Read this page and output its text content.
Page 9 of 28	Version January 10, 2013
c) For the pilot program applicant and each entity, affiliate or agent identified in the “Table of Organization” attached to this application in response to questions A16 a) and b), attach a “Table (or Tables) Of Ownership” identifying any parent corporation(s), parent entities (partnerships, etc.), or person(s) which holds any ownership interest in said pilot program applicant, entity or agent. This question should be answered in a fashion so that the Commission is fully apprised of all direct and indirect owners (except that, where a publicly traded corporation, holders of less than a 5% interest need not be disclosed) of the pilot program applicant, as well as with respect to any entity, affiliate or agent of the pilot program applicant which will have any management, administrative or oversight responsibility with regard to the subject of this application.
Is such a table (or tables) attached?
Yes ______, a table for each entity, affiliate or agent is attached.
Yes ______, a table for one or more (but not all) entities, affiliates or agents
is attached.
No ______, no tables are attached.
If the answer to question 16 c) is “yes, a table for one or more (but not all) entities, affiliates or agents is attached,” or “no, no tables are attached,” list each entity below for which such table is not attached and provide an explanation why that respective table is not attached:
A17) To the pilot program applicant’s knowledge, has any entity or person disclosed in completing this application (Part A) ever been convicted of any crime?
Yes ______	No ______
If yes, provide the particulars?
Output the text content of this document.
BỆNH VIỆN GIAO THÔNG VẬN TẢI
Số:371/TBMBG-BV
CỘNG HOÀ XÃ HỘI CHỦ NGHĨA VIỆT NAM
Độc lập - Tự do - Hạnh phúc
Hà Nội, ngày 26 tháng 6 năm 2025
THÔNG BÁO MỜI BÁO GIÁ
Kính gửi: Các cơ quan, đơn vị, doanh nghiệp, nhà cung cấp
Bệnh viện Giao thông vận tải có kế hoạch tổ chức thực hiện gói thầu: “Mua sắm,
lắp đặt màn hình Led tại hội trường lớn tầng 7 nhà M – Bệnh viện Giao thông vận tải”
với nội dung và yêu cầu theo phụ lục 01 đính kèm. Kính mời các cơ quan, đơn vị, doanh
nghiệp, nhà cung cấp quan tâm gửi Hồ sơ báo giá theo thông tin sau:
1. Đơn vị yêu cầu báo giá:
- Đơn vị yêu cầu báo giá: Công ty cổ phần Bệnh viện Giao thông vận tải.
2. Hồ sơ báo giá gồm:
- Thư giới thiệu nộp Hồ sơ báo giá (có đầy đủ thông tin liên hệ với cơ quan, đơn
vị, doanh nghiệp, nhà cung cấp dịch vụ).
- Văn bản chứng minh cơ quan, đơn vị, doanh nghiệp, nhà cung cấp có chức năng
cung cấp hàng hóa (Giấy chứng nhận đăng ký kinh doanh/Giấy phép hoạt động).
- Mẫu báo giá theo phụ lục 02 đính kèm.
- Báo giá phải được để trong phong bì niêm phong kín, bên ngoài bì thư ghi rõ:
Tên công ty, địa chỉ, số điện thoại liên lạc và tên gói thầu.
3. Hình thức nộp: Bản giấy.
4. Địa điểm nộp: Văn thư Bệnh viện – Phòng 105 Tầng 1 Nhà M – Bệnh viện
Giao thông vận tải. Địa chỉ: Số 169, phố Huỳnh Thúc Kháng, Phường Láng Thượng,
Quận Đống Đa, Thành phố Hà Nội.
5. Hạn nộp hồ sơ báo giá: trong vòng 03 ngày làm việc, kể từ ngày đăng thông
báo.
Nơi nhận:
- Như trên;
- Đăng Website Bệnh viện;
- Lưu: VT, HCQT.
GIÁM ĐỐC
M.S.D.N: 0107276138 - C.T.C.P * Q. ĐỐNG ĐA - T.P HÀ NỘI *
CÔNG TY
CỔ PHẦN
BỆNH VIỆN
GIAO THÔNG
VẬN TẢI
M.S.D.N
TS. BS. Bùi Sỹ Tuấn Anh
========================================
PROBLEM STATEMENT: Give solely the number of lines in the data that contain the string "liên".

CORRECT ANSWER: 2